DO THIS:
Write out the full listing exactly as given, minus the images.

* Start LISTED RECORDS *

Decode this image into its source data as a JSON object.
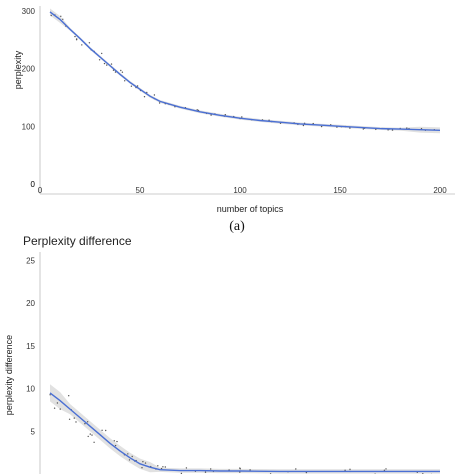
{
  "chart_data": [
    {
      "type": "line",
      "panel_label": "(a)",
      "title": "",
      "xlabel": "number of topics",
      "ylabel": "perplexity",
      "xlim": [
        0,
        205
      ],
      "ylim": [
        0,
        310
      ],
      "xticks": [
        0,
        50,
        100,
        150,
        200
      ],
      "yticks": [
        0,
        100,
        200,
        300
      ],
      "grid": false,
      "series": [
        {
          "color": "#4a6fd4",
          "band_color": "#c8c8c8",
          "x": [
            5,
            10,
            15,
            20,
            25,
            30,
            35,
            40,
            45,
            50,
            55,
            60,
            70,
            80,
            90,
            100,
            110,
            120,
            130,
            140,
            150,
            160,
            170,
            180,
            190,
            200
          ],
          "y": [
            298,
            285,
            268,
            252,
            235,
            220,
            205,
            190,
            176,
            164,
            152,
            143,
            133,
            125,
            119,
            114,
            110,
            107,
            104,
            102,
            100,
            98,
            96,
            95,
            94,
            93
          ]
        }
      ]
    },
    {
      "type": "line",
      "panel_label": "",
      "title": "Perplexity difference",
      "xlabel": "",
      "ylabel": "perplexity difference",
      "xlim": [
        0,
        205
      ],
      "ylim": [
        0,
        26
      ],
      "xticks": [],
      "yticks": [
        5,
        10,
        15,
        20,
        25
      ],
      "grid": false,
      "series": [
        {
          "color": "#4a6fd4",
          "band_color": "#c8c8c8",
          "x": [
            5,
            10,
            15,
            20,
            25,
            30,
            35,
            40,
            45,
            50,
            55,
            60,
            70,
            80,
            90,
            100,
            120,
            140,
            160,
            180,
            200
          ],
          "y": [
            9.5,
            8.6,
            7.6,
            6.6,
            5.6,
            4.6,
            3.6,
            2.7,
            1.9,
            1.2,
            0.8,
            0.5,
            0.4,
            0.4,
            0.35,
            0.35,
            0.3,
            0.3,
            0.3,
            0.3,
            0.3
          ]
        }
      ]
    }
  ]
}
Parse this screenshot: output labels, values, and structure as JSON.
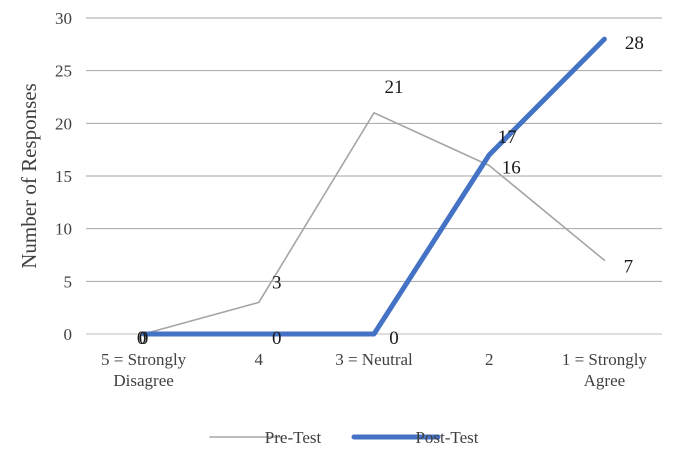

* End LISTED RECORDS *

CORRECT RESULT:
Decode this image into its source data as a JSON object.
{
  "chart_data": [
    {
      "type": "line",
      "panel_label": "(a)",
      "title": "",
      "xlabel": "number of topics",
      "ylabel": "perplexity",
      "xlim": [
        0,
        205
      ],
      "ylim": [
        0,
        310
      ],
      "xticks": [
        0,
        50,
        100,
        150,
        200
      ],
      "yticks": [
        0,
        100,
        200,
        300
      ],
      "grid": false,
      "series": [
        {
          "color": "#4a6fd4",
          "band_color": "#c8c8c8",
          "x": [
            5,
            10,
            15,
            20,
            25,
            30,
            35,
            40,
            45,
            50,
            55,
            60,
            70,
            80,
            90,
            100,
            110,
            120,
            130,
            140,
            150,
            160,
            170,
            180,
            190,
            200
          ],
          "y": [
            298,
            285,
            268,
            252,
            235,
            220,
            205,
            190,
            176,
            164,
            152,
            143,
            133,
            125,
            119,
            114,
            110,
            107,
            104,
            102,
            100,
            98,
            96,
            95,
            94,
            93
          ]
        }
      ]
    },
    {
      "type": "line",
      "panel_label": "",
      "title": "Perplexity difference",
      "xlabel": "",
      "ylabel": "perplexity difference",
      "xlim": [
        0,
        205
      ],
      "ylim": [
        0,
        26
      ],
      "xticks": [],
      "yticks": [
        5,
        10,
        15,
        20,
        25
      ],
      "grid": false,
      "series": [
        {
          "color": "#4a6fd4",
          "band_color": "#c8c8c8",
          "x": [
            5,
            10,
            15,
            20,
            25,
            30,
            35,
            40,
            45,
            50,
            55,
            60,
            70,
            80,
            90,
            100,
            120,
            140,
            160,
            180,
            200
          ],
          "y": [
            9.5,
            8.6,
            7.6,
            6.6,
            5.6,
            4.6,
            3.6,
            2.7,
            1.9,
            1.2,
            0.8,
            0.5,
            0.4,
            0.4,
            0.35,
            0.35,
            0.3,
            0.3,
            0.3,
            0.3,
            0.3
          ]
        }
      ]
    }
  ]
}
Parse this screenshot: output labels, values, and structure as JSON.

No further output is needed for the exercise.